Required work » Exactly reproduce all the records, keeping pictures out of the copy.

Dataset »
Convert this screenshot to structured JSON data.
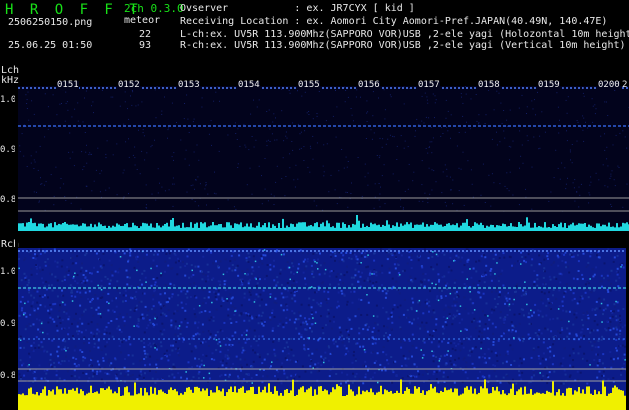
{
  "header": {
    "app_title": "H R O F F T",
    "mode": "2ch 0.3.0",
    "filename": "2506250150.png",
    "datetime": "25.06.25 01:50",
    "meteor_label": "meteor",
    "count_lch": "22",
    "count_rch": "93",
    "observer_line": "Ovserver           : ex. JR7CYX [ kid ]",
    "location_line": "Receiving Location : ex. Aomori City Aomori-Pref.JAPAN(40.49N, 140.47E)",
    "lch_line": "L-ch:ex. UV5R 113.900Mhz(SAPPORO VOR)USB ,2-ele yagi (Holozontal 10m height",
    "rch_line": "R-ch:ex. UV5R 113.900Mhz(SAPPORO VOR)USB ,2-ele yagi (Vertical 10m height)"
  },
  "lch": {
    "label": "Lch",
    "unit": "kHz",
    "y_ticks": [
      "1.0",
      "0.9",
      "0.8"
    ]
  },
  "rch": {
    "label": "Rch",
    "y_ticks": [
      "1.0",
      "0.9",
      "0.8"
    ]
  },
  "time_ticks": [
    "0151",
    "0152",
    "0153",
    "0154",
    "0155",
    "0156",
    "0157",
    "0158",
    "0159",
    "0200"
  ],
  "edge_tick": "2",
  "colors": {
    "title_green": "#18e018",
    "lch_background": "#02031c",
    "rch_background": "#0c1c8a",
    "lch_noise_floor": "#20d8e0",
    "rch_noise_floor": "#f0f000",
    "carrier_line": "#3a70ff"
  }
}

Output below »
Convert this screenshot to structured JSON data.
{
  "header": {
    "app_title": "H R O F F T",
    "mode": "2ch 0.3.0",
    "filename": "2506250150.png",
    "datetime": "25.06.25 01:50",
    "meteor_label": "meteor",
    "count_lch": "22",
    "count_rch": "93",
    "observer_line": "Ovserver           : ex. JR7CYX [ kid ]",
    "location_line": "Receiving Location : ex. Aomori City Aomori-Pref.JAPAN(40.49N, 140.47E)",
    "lch_line": "L-ch:ex. UV5R 113.900Mhz(SAPPORO VOR)USB ,2-ele yagi (Holozontal 10m height",
    "rch_line": "R-ch:ex. UV5R 113.900Mhz(SAPPORO VOR)USB ,2-ele yagi (Vertical 10m height)"
  },
  "lch": {
    "label": "Lch",
    "unit": "kHz",
    "y_ticks": [
      "1.0",
      "0.9",
      "0.8"
    ]
  },
  "rch": {
    "label": "Rch",
    "y_ticks": [
      "1.0",
      "0.9",
      "0.8"
    ]
  },
  "time_ticks": [
    "0151",
    "0152",
    "0153",
    "0154",
    "0155",
    "0156",
    "0157",
    "0158",
    "0159",
    "0200"
  ],
  "edge_tick": "2",
  "colors": {
    "title_green": "#18e018",
    "lch_background": "#02031c",
    "rch_background": "#0c1c8a",
    "lch_noise_floor": "#20d8e0",
    "rch_noise_floor": "#f0f000",
    "carrier_line": "#3a70ff"
  }
}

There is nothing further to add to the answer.